**Required task**:
Answer these from the Near Dark review, one answer per line.
1. What running time does the review list for the film?
2. Which film did Near Dark go head-to-head with when it was released in the summer of 1987?
3. In which state is the film set?

**Page text**:
EMPIRE ESSAY: Near Dark Review

A mid-western farm boy reluctantly becomes a member of the undead when a girl he meets turns out to be part of a band of southern vampires who roam the highways in stolen cars. Part of his initiation includes a bloody assault on a hick bar.

by Ian Nathan |
Published on
Release Date:

01 Jan 1987

Running Time:

90 minutes

Certificate:

18

Original Title:

EMPIRE ESSAY: Near Dark

The word "vampire" is never mentioned in Near Dark. Yet, in the dustbowl gravities of its Oklahoma setting a van full of night-crawlers set to gorging on local blood. The touch of sunlight will chargrill them instantly, but they have no aversion to garlic or crosses and display no propensity for turning into flying mammals.

Released in the summer of 1987, Near Dark went head-to-head with the more brashly comic The Lost Boys and, in box office terms at least, took a heavy beating. Yet it was the superior movie by far. Its mix of edgy romanticism (the film is also a love story) and haunting melancholy makes it, as an immediate proposition, less accessible but far more memorable. These are vampires of a postmodern world in which belief has faded to the point where the paraphernalia of myth and religion are no longer effective. Bigelow, echoing the games the Coen brothers play, reconstructs genre conventions from the inside out. These are humanised monsters, almost likeable.

**Supplied data**:
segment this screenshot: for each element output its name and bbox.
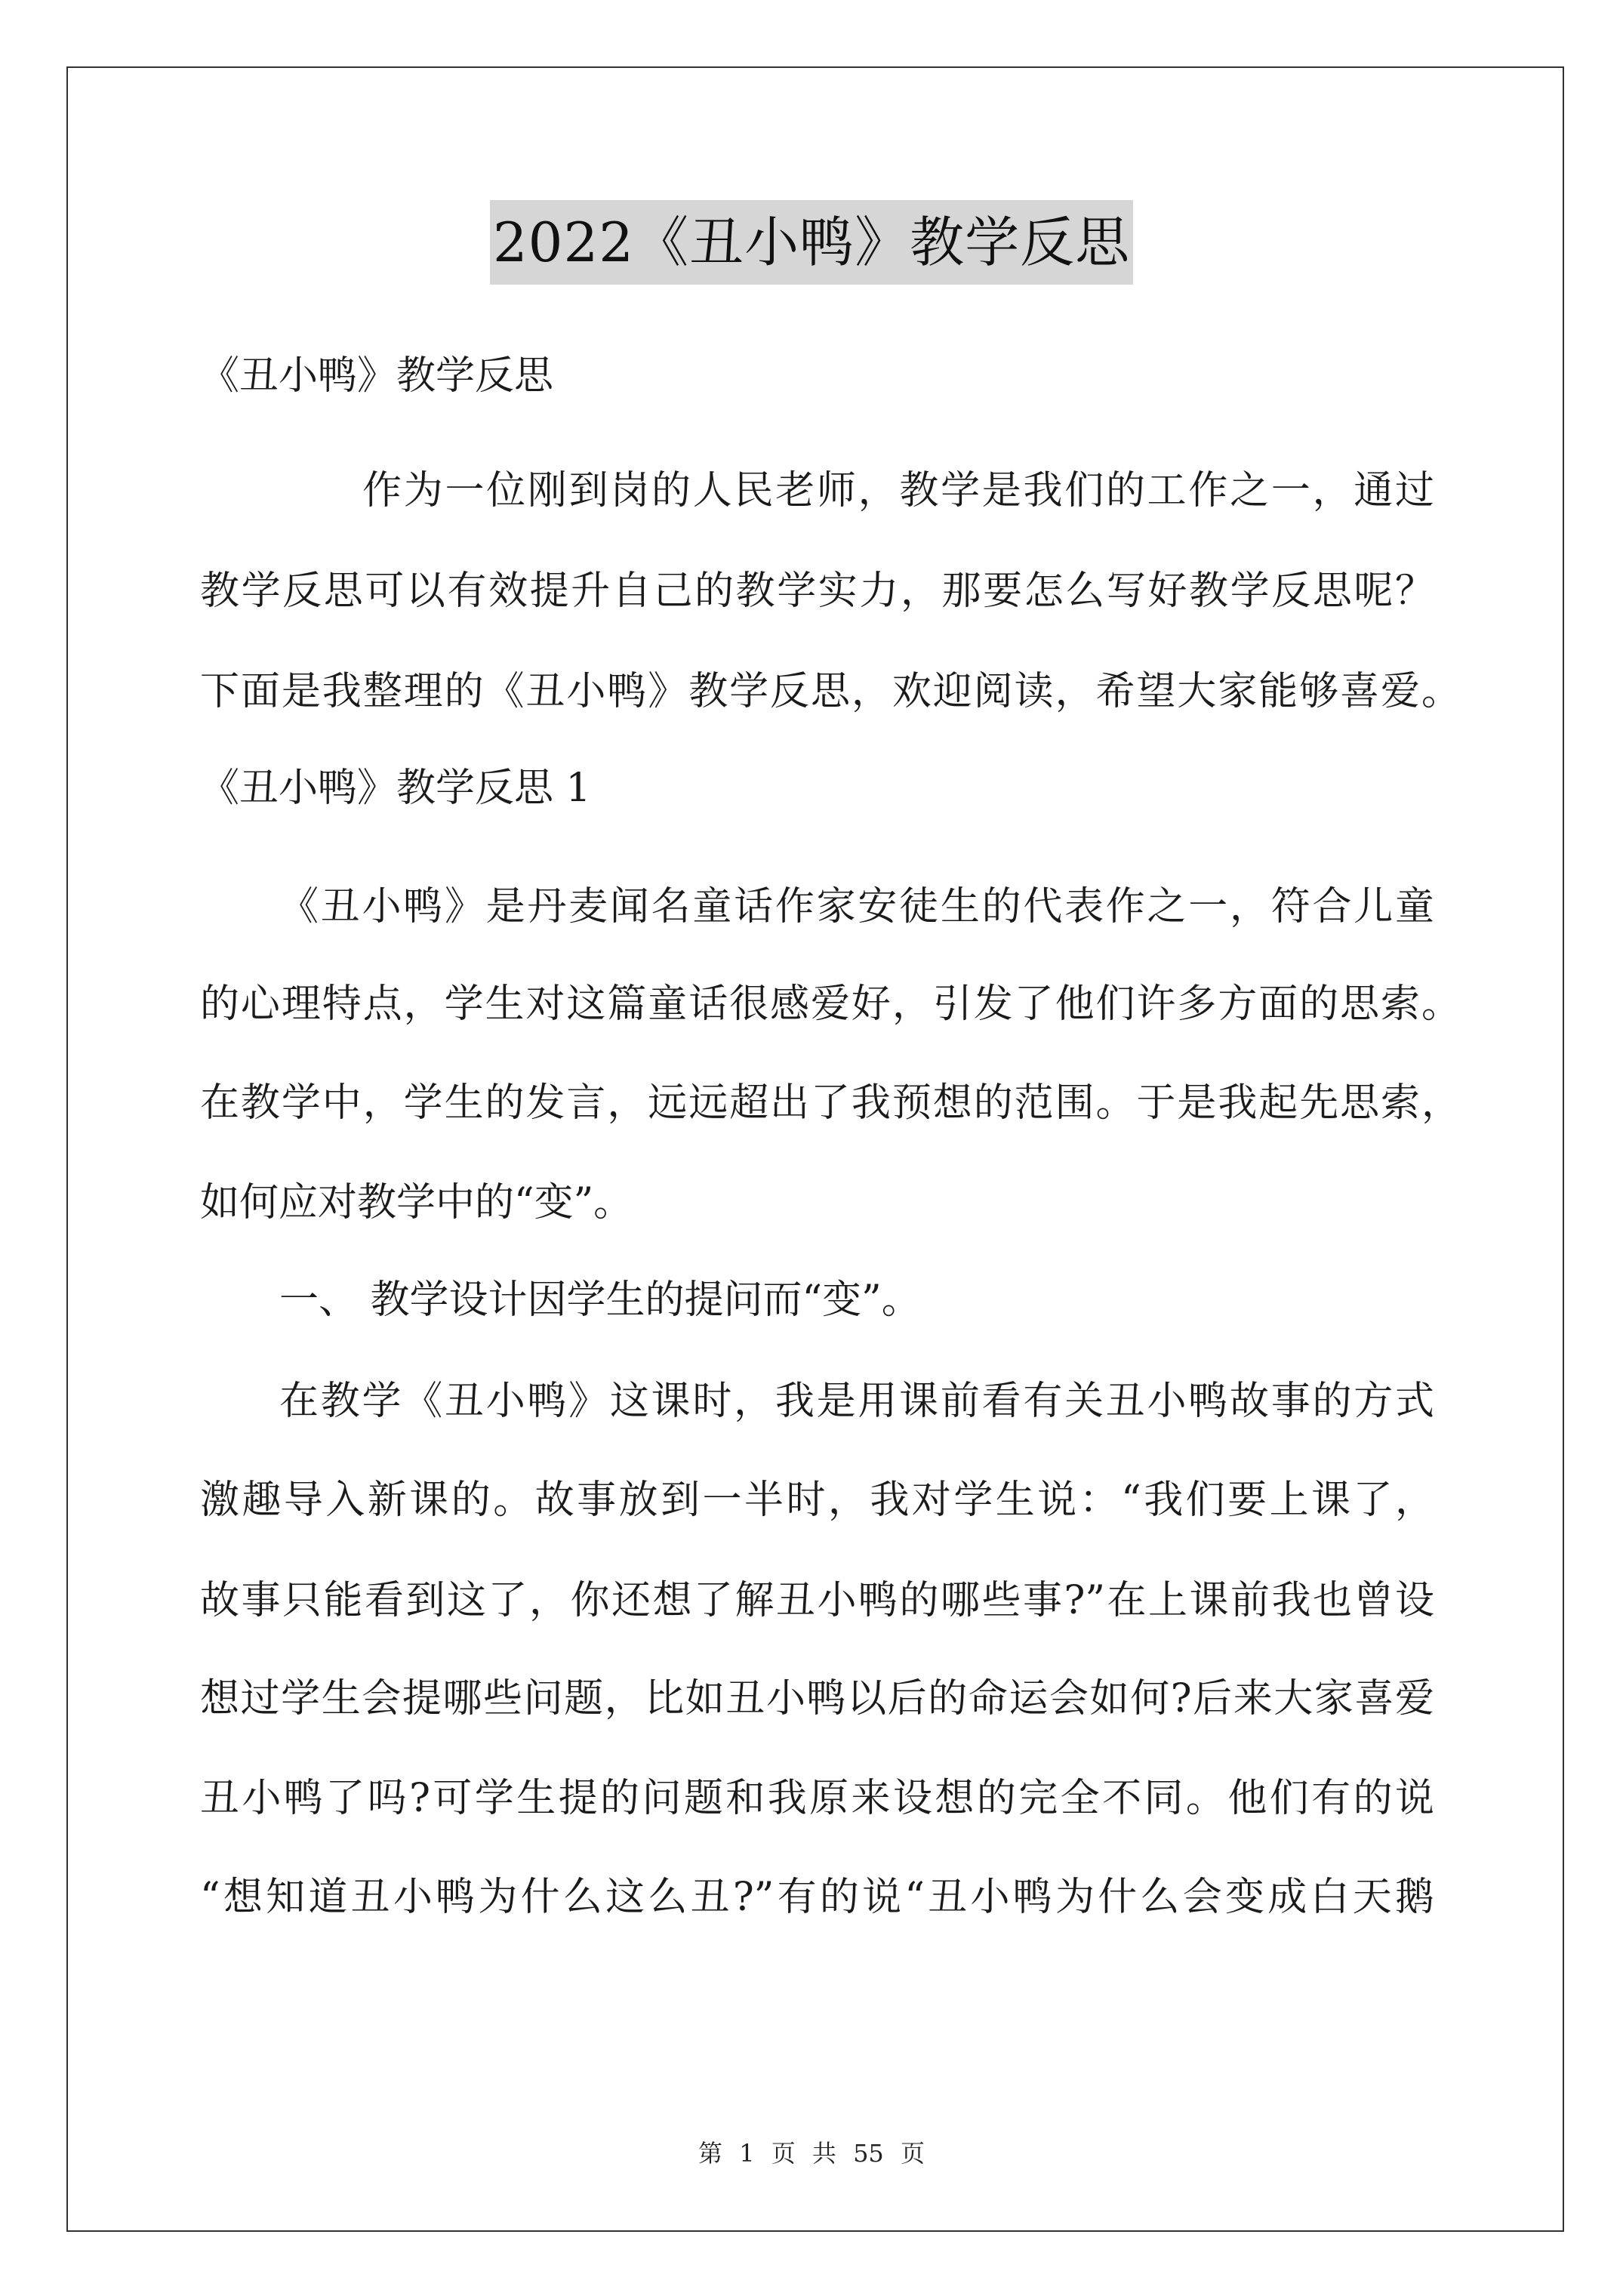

**Response to the exercise**:
1. 90 minutes
2. The Lost Boys
3. Oklahoma